Instrução 1: De acordo com o artigo sobre o Fórum de Economia Internacional de Yalta, de quantos países vieram os delegados?
Instrução 2: Traduza para o inglês esta frase do artigo sobre o Fórum de Yalta: "Nesse tradicional alvoroço de um evento a escala tão alta, não era nada fácil encontrar um participante latino-americano."
Instrução 3: Prossiga com o artigo sobre o Fórum de Economia Internacional de Yalta a partir da última frase apresentada.

No âmbito do 4.º Fórum de Economia Internacional de Yalta, os delegados de 71 países vieram à península recém-integrada na Rússia para discutir os assuntos mais atuais da agenda internacional. Assim, nesse ano o evento contou com a delegação excepcionalmente numerosa da Síria, que fez questão de ponderar as questões da reconstrução nacional no período pós-guerra. Ou, por exemplo, muitos participantes da Itália, Alemanha e do Leste Europeu que se destacaram pela atitude oposta à atual política de sanções.
Nesse tradicional alvoroço de um evento a escala tão alta, não era nada fácil encontrar um participante latino-americano. Porém, a Sputnik Brasil conseguiu — e discutiu toda a gama de assuntos internacionais — com o único brasileiro que viajou até a cidade de Yalta, na Crimeia, para participar do evento nesses belos dias de primavera na península.
Henrique Domingues: Eu fui indicado pela Organização Continental Latino-Americana e Caribenha de Estudantes para fazer parte do Comitê Organizador Internacional do Festival que aconteceu aqui na Rússia no ano passado. E aí, morei três meses aqui, organizamos o festival, conhecemos bastante gente. Durante o festival, a gente criou uma Organização da Juventude dos Estudantes dos BRICS, a Youth Students League [Liga de Jovens Estudantes], e desde então a gente vai trabalhando para poder implementar [de maneira] institucional e oficialmente essa organização junto com governos, com as organizações de juventude dos governos, a Agência Nacional de Desenvolvimento da Juventude da África do Sul, a Secretaria Nacional de Juventude do Brasil, o Ministério da Juventude aqui da Rússia e por aí vai.
Segundo nos revelou Henrique, jovem ambicioso e com ar de muita fé naquilo que faz, sua organização prepara uma série de propostas, que de fato representa uma agenda que ele está tentando implementar no nível mais alto, já entre governo e presidentes. Assim, o primeiro passo disso tudo seria aprovar a Constituição da entidade, coisa que provavelmente acontecerá na Cúpula da Juventude dos BRICS, uma semana no máximo antes da cúpula principal.

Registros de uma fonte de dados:
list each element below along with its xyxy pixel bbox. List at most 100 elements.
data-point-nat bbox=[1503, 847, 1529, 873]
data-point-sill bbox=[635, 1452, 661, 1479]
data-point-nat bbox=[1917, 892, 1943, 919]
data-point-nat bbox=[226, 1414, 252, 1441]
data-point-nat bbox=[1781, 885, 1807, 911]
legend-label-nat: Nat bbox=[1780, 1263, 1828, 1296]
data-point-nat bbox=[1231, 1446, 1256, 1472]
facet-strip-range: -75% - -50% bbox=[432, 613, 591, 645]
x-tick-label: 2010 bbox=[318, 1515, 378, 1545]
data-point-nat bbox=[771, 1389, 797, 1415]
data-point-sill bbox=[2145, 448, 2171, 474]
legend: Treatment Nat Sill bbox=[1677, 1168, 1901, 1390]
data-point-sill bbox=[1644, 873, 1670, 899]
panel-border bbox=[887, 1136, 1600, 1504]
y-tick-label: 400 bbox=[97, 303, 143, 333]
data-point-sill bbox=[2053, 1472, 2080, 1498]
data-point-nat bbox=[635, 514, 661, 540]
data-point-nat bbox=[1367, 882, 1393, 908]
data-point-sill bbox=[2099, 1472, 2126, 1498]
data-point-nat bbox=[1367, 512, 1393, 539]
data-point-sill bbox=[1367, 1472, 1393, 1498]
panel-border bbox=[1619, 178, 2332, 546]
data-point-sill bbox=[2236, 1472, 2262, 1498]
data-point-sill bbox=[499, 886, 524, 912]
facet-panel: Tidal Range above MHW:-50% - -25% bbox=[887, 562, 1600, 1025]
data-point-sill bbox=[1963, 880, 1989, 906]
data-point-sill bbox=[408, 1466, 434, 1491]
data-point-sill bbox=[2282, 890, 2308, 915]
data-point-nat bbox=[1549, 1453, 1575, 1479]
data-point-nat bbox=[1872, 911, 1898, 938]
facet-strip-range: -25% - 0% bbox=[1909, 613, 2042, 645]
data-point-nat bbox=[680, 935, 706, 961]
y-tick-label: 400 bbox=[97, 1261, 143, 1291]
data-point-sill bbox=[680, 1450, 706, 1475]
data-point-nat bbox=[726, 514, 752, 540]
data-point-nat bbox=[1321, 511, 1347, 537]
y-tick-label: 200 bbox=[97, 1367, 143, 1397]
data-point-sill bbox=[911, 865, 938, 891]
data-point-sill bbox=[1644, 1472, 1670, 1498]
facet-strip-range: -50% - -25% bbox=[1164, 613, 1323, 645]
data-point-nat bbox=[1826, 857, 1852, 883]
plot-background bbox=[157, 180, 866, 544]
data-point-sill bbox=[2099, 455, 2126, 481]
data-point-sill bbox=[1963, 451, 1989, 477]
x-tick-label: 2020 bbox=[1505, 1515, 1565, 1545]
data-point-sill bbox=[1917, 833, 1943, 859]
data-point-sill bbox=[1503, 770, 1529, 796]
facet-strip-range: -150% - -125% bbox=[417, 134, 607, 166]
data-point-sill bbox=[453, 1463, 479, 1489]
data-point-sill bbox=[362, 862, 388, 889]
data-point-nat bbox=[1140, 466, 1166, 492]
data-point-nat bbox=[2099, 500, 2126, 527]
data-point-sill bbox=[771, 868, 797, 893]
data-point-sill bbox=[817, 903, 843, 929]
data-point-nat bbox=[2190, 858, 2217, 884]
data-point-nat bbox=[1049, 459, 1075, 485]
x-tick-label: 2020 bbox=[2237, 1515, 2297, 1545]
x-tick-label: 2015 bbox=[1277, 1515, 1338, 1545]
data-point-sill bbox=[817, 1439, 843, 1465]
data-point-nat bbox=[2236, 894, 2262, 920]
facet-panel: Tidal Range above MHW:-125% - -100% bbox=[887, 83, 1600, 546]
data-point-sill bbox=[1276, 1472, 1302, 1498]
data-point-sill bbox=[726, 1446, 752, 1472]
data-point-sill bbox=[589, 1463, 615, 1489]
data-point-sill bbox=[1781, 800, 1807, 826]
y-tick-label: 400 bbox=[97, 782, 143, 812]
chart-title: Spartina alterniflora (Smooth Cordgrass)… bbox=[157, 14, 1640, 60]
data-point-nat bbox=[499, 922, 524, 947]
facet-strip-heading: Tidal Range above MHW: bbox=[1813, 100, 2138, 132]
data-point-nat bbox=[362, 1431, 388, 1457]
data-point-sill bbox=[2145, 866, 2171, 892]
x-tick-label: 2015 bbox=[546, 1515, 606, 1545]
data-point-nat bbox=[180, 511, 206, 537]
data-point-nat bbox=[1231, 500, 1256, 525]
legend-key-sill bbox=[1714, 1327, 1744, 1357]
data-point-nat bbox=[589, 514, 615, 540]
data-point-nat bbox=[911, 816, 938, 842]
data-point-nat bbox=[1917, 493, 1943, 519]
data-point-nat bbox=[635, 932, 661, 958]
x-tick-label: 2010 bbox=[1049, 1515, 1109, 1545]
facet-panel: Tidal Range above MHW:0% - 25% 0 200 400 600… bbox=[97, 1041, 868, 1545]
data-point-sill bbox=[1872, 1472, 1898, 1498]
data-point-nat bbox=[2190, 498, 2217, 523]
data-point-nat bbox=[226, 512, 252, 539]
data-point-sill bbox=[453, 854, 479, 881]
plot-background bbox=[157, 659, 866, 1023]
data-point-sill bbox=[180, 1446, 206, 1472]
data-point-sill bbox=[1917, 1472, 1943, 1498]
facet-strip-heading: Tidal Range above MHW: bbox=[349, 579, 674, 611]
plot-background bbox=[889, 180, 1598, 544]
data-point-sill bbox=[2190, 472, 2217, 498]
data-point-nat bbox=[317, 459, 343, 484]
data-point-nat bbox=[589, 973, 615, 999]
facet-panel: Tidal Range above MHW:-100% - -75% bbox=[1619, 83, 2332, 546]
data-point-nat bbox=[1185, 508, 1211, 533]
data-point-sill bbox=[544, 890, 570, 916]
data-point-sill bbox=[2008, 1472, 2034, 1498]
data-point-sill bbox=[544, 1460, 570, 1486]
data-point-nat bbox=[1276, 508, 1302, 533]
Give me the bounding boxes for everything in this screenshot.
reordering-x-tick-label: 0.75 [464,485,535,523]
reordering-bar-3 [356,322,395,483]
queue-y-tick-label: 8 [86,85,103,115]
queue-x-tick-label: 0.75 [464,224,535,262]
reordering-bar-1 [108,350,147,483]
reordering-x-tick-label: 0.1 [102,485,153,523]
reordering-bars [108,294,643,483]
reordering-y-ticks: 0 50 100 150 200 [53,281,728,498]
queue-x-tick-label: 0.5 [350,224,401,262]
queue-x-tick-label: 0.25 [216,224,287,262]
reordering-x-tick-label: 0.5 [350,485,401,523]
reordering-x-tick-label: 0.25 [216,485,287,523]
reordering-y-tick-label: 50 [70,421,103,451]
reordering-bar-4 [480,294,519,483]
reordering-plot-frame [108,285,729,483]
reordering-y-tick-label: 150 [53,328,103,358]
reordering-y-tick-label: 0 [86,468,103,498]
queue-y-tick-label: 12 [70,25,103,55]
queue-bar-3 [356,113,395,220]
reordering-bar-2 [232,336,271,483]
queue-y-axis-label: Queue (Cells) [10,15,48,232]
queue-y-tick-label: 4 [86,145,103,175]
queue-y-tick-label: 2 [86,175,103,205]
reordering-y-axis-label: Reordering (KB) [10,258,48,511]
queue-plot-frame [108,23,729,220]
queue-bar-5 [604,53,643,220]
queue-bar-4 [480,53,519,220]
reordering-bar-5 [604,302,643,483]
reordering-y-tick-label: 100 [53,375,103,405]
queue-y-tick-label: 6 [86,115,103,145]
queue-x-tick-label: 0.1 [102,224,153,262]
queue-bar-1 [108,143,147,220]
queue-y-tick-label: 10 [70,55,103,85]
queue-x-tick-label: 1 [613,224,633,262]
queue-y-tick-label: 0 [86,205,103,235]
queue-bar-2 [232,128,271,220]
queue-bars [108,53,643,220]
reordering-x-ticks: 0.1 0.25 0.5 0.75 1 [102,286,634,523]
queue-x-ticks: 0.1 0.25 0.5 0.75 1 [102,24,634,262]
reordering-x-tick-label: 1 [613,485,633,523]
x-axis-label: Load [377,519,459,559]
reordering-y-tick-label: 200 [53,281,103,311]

Resposta do exercício 1: De 71 países.

Resposta do exercício 2: Amid the usual bustle of such a high-level event, it was not at all easy to find a Latin American participant.

Resposta do exercício 3:
"A ideia é fortalecer o BRICS pela base, pelo povo", afirma Domingues. "Porque a gente sabe que a ideia dos BRICS vem sofrendo uma série de ataques externos, todas essas desestabilizações que aconteceram no mundo — o impeachment da presidente [Dilma Rousseff] no meu país, a prisão do ex-presidente Lula no Brasil, a questão da Ucrânia e agora da Síria, uma tentativa de provocar russos, a pressão para o presidente [Jacob] Zuma se renunciar na África do Sul, a guerra econômica contra a China…", lamenta.
Na opinião do jovem, todos esses processos têm a ver, além de outras coisas, com as tentativas de "desarticular a iniciativa dos BRICS", que é uma oportunidade nova de desenvolvimento no mundo. Mas não se trata de uma criação de nova ordem mundial, como alguns poderiam pensar. Trata-se de modificação, ou, de fato, assinala Henrique, das aspirações "de criar um novo modelo de desenvolvimento e de economia, talvez mais solidário, talvez mais inclusivo".
Domingues realça em nossa conversa que, de fato, a cúpula anual dos BRICS da qual todos nós costumamos ouvir tanto é um evento onde é celebrado toda o montante de trabalho de inúmeros grupos internacionais, seja de estudantes ou de empresários.
Sputnik: Na cúpula dos BRICS em Xiamen [China] no ano passado, Pequim decidiu propor um novo formato dos BRICS+. Será que esse formato também se aplica na sua organização, se convidarem os estudantes de outros países não participantes do bloco?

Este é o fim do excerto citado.